Examine the entries and show every line in which the word "list" is found.

Entries from a dataset:
======
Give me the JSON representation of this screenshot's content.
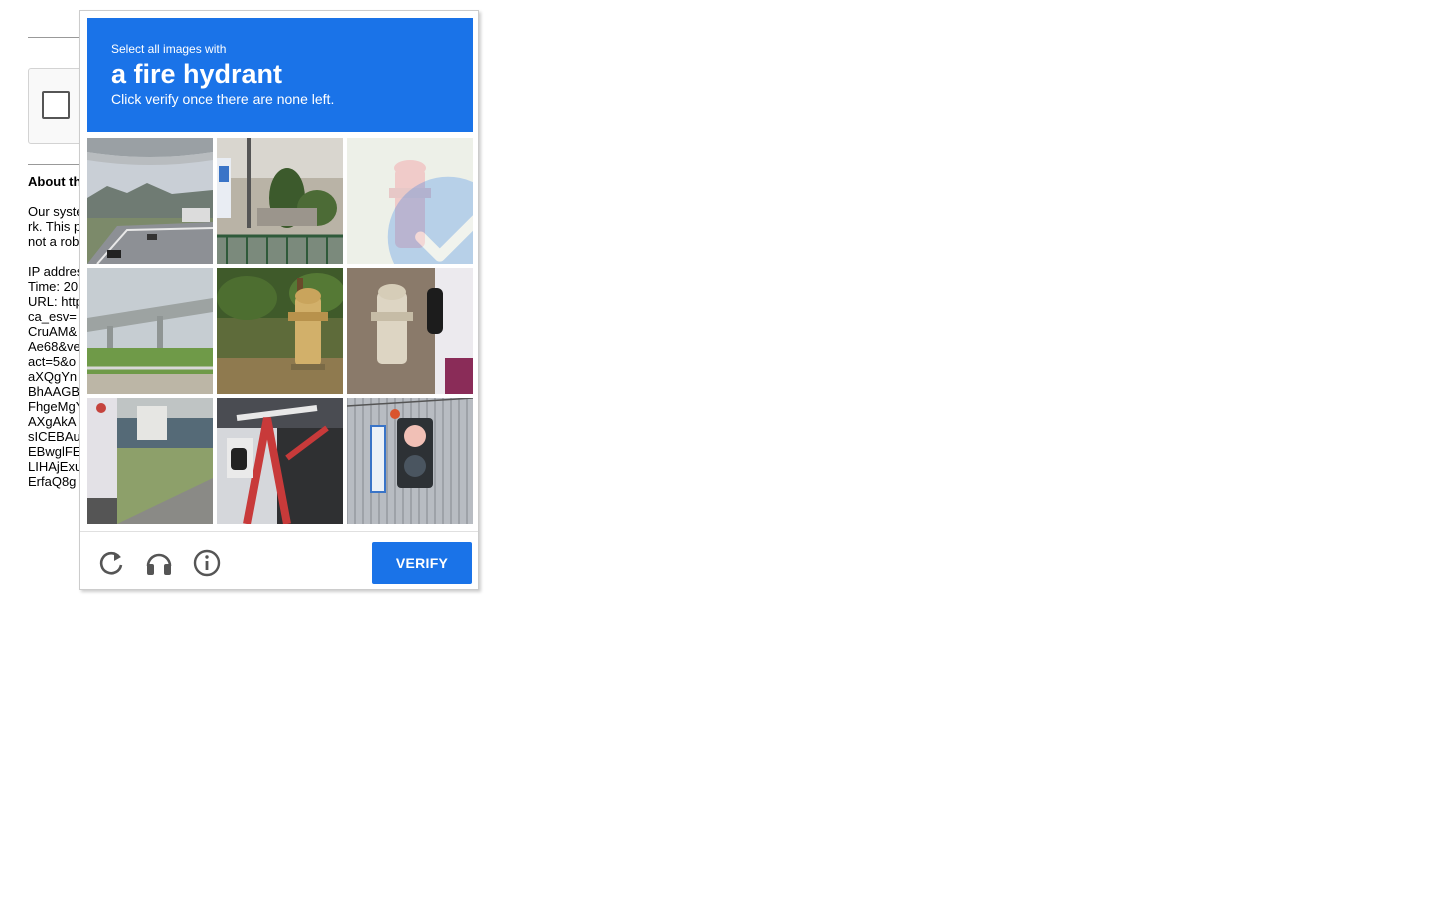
{
  "background_page": {
    "about_heading": "About th",
    "lines": [
      "Our syste",
      "rk. This p",
      "not a rob",
      "",
      "IP addres",
      "Time: 20",
      "URL: http",
      "ca_esv=",
      "CruAM&",
      "Ae68&ve",
      "act=5&o",
      "aXQgYn",
      "BhAAGB",
      "FhgeMgY",
      "AXgAkA",
      "sICEBAu",
      "EBwglFE",
      "LIHAjExu",
      "ErfaQ8g"
    ]
  },
  "captcha": {
    "instruction_small": "Select all images with",
    "instruction_target": "a fire hydrant",
    "instruction_note": "Click verify once there are none left.",
    "tiles": [
      {
        "subject": "highway overpass and mountains",
        "selected": false
      },
      {
        "subject": "truck and street shrubs",
        "selected": false
      },
      {
        "subject": "fire hydrant",
        "selected": true
      },
      {
        "subject": "highway bridge",
        "selected": false
      },
      {
        "subject": "yellow fire hydrant in grass",
        "selected": false
      },
      {
        "subject": "white fire hydrant next to truck",
        "selected": false
      },
      {
        "subject": "truck by river",
        "selected": false
      },
      {
        "subject": "bicycle",
        "selected": false
      },
      {
        "subject": "pedestrian traffic signal",
        "selected": false
      }
    ],
    "icons": [
      "reload-icon",
      "headphones-icon",
      "info-icon"
    ],
    "verify_label": "VERIFY",
    "colors": {
      "accent": "#1a73e8",
      "icon_gray": "#555555"
    }
  }
}
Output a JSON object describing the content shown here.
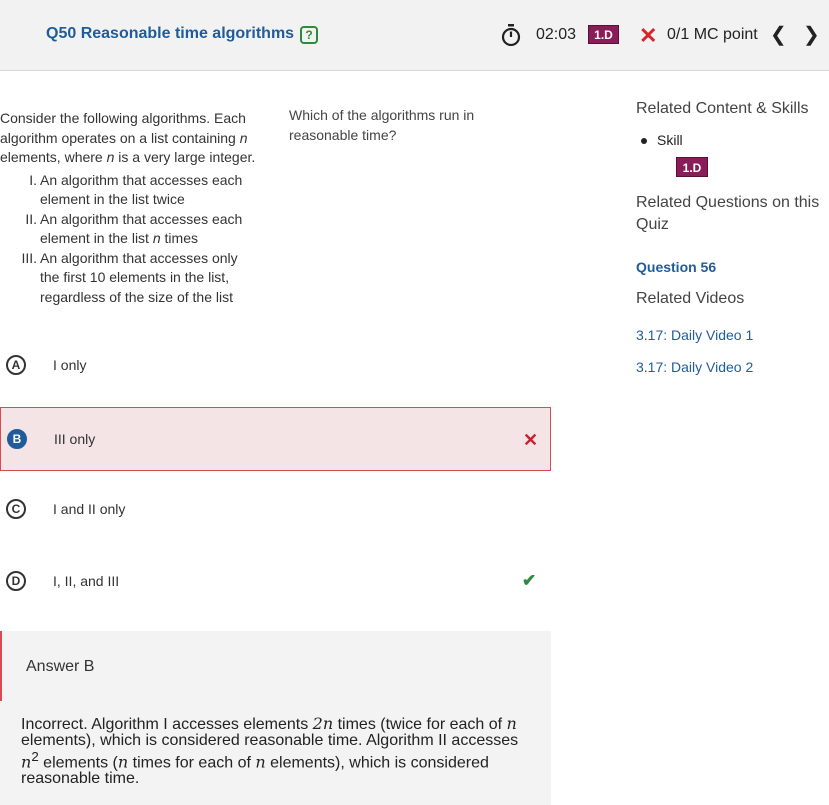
{
  "header": {
    "question_title": "Q50 Reasonable time algorithms",
    "help_symbol": "?",
    "timer": "02:03",
    "skill_badge": "1.D",
    "score": "0/1 MC point",
    "incorrect_symbol": "✕",
    "prev_symbol": "❮",
    "next_symbol": "❯",
    "icons": [
      "help-icon",
      "stopwatch-icon",
      "incorrect-x-icon",
      "chevron-left-icon",
      "chevron-right-icon"
    ]
  },
  "stimulus": {
    "intro_a": "Consider the following algorithms. Each algorithm operates on a list containing ",
    "intro_var": "n",
    "intro_b": " elements, where ",
    "intro_var2": "n",
    "intro_c": " is a very large integer.",
    "items": [
      {
        "num": "I.",
        "text_a": "An algorithm that accesses each element in the list twice",
        "var": "",
        "text_b": ""
      },
      {
        "num": "II.",
        "text_a": "An algorithm that accesses each element in the list ",
        "var": "n",
        "text_b": " times"
      },
      {
        "num": "III.",
        "text_a": "An algorithm that accesses only the first 10 elements in the list, regardless of the size of the list",
        "var": "",
        "text_b": ""
      }
    ]
  },
  "question": "Which of the algorithms run in reasonable time?",
  "options": [
    {
      "letter": "A",
      "text": "I only",
      "selected": false,
      "mark": ""
    },
    {
      "letter": "B",
      "text": "III only",
      "selected": true,
      "mark": "✕"
    },
    {
      "letter": "C",
      "text": "I and II only",
      "selected": false,
      "mark": ""
    },
    {
      "letter": "D",
      "text": "I, II, and III",
      "selected": false,
      "mark": "✔"
    }
  ],
  "answer": {
    "label": "Answer B",
    "exp_1": "Incorrect. Algorithm I accesses elements ",
    "exp_math1": "2n",
    "exp_2": " times (twice for each of ",
    "exp_var1": "n",
    "exp_3": " elements), which is considered reasonable time. Algorithm II accesses ",
    "exp_math2": "n",
    "exp_sup": "2",
    "exp_4": " elements (",
    "exp_var2": "n",
    "exp_5": " times for each of ",
    "exp_var3": "n",
    "exp_6": " elements), which is considered reasonable time."
  },
  "sidebar": {
    "related_heading": "Related Content & Skills",
    "skill_label": "Skill",
    "skill_badge": "1.D",
    "related_questions_heading": "Related Questions on this Quiz",
    "question_link": "Question 56",
    "videos_heading": "Related Videos",
    "videos": [
      "3.17: Daily Video 1",
      "3.17: Daily Video 2"
    ]
  },
  "colors": {
    "brand_blue": "#1f5c99",
    "skill_magenta": "#8a1c58",
    "incorrect_red": "#d7242b",
    "correct_green": "#2e8b3d",
    "selected_bg": "#f5e4e6"
  }
}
======
_Answer to the problem:_
    "intro_a": "Consider the following algorithms. Each algorithm operates on a list containing ",
        "text_a": "An algorithm that accesses each element in the list twice",
        "text_a": "An algorithm that accesses each element in the list ",
        "text_a": "An algorithm that accesses only the first 10 elements in the list, regardless of the size of the list",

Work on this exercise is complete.